- [Goal of the exercise]: Lines containing "Vendors" are to be counted. Report the count alone.

- [Records for processing]:
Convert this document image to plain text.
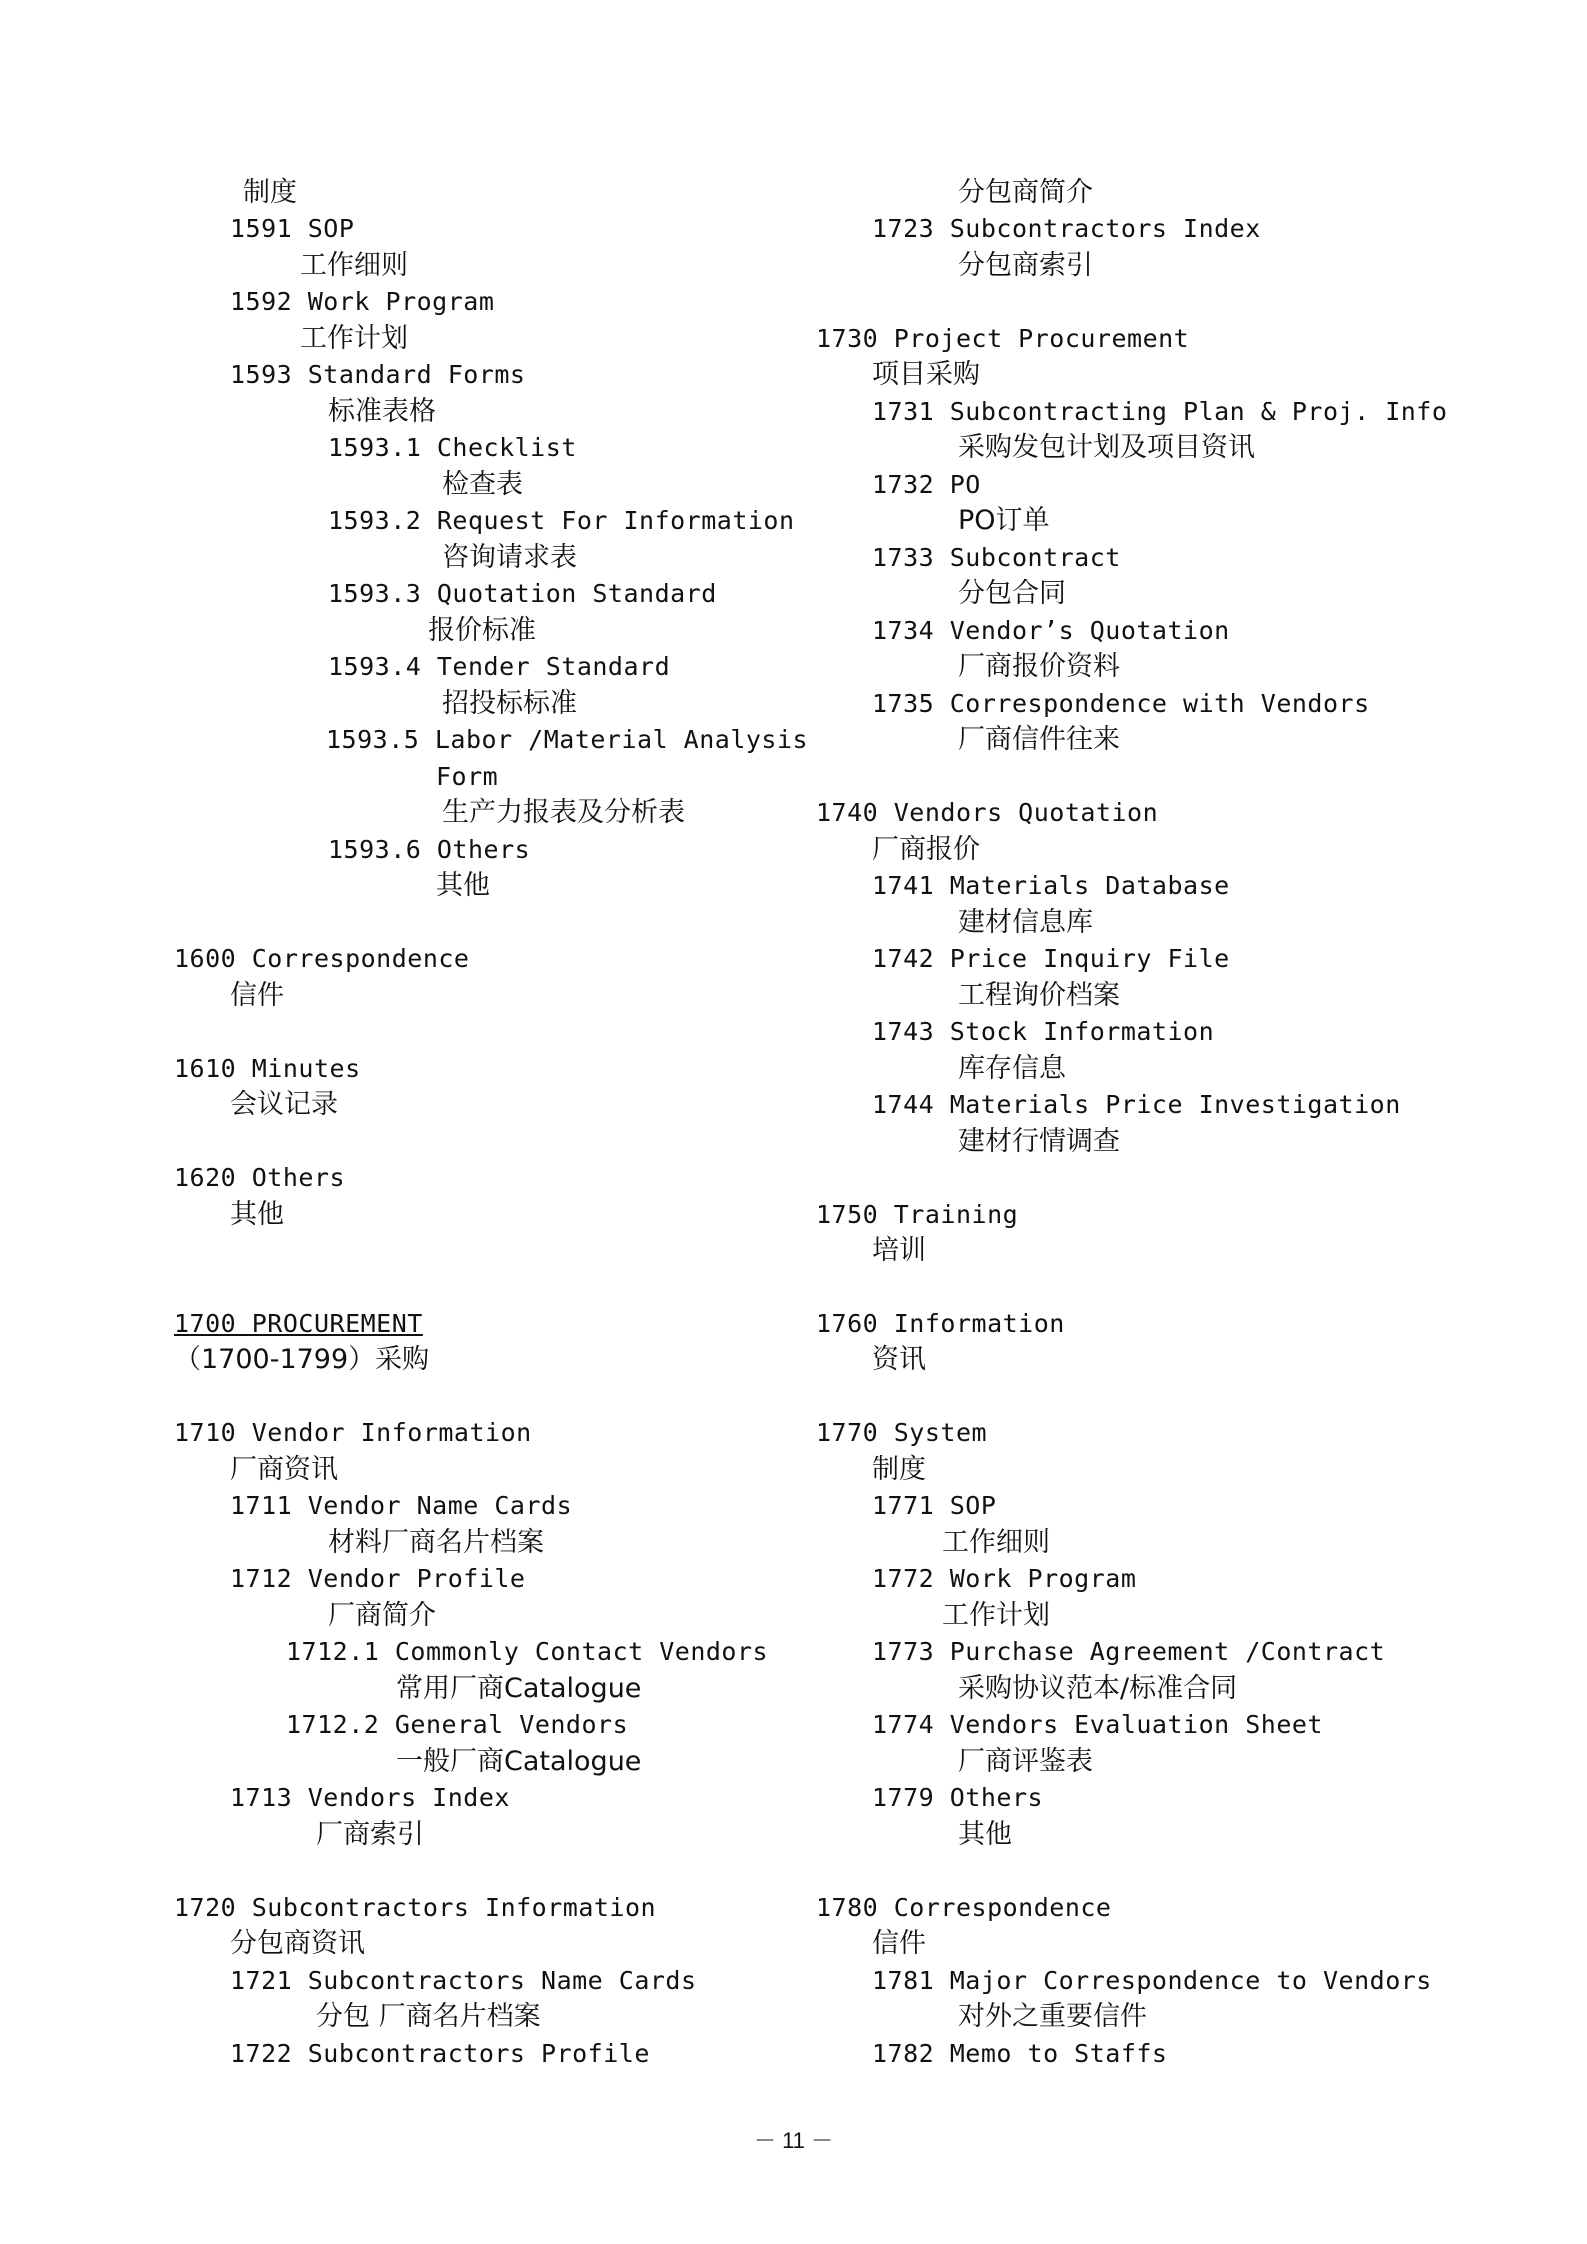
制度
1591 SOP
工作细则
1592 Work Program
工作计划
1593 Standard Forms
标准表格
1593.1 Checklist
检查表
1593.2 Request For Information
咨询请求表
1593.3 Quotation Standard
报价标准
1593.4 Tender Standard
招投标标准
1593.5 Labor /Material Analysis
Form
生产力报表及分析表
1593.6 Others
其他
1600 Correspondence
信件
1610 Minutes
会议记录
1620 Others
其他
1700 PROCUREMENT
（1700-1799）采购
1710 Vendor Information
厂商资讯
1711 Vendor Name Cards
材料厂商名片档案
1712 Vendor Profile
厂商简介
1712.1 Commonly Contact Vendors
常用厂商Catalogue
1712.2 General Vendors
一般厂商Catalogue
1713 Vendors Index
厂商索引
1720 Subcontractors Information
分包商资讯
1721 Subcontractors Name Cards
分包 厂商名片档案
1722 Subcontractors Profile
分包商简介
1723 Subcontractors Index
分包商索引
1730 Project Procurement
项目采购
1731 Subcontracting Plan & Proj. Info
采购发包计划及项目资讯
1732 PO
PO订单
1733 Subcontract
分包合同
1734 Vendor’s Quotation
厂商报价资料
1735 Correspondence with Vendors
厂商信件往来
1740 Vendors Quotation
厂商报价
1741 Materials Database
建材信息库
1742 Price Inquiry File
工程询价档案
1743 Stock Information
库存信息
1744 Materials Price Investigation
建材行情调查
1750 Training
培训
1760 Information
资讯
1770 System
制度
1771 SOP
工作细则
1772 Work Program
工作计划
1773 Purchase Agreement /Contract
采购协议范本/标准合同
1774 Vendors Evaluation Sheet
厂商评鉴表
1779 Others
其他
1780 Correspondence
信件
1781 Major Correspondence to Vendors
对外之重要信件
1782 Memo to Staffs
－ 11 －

- [Final answer]: 7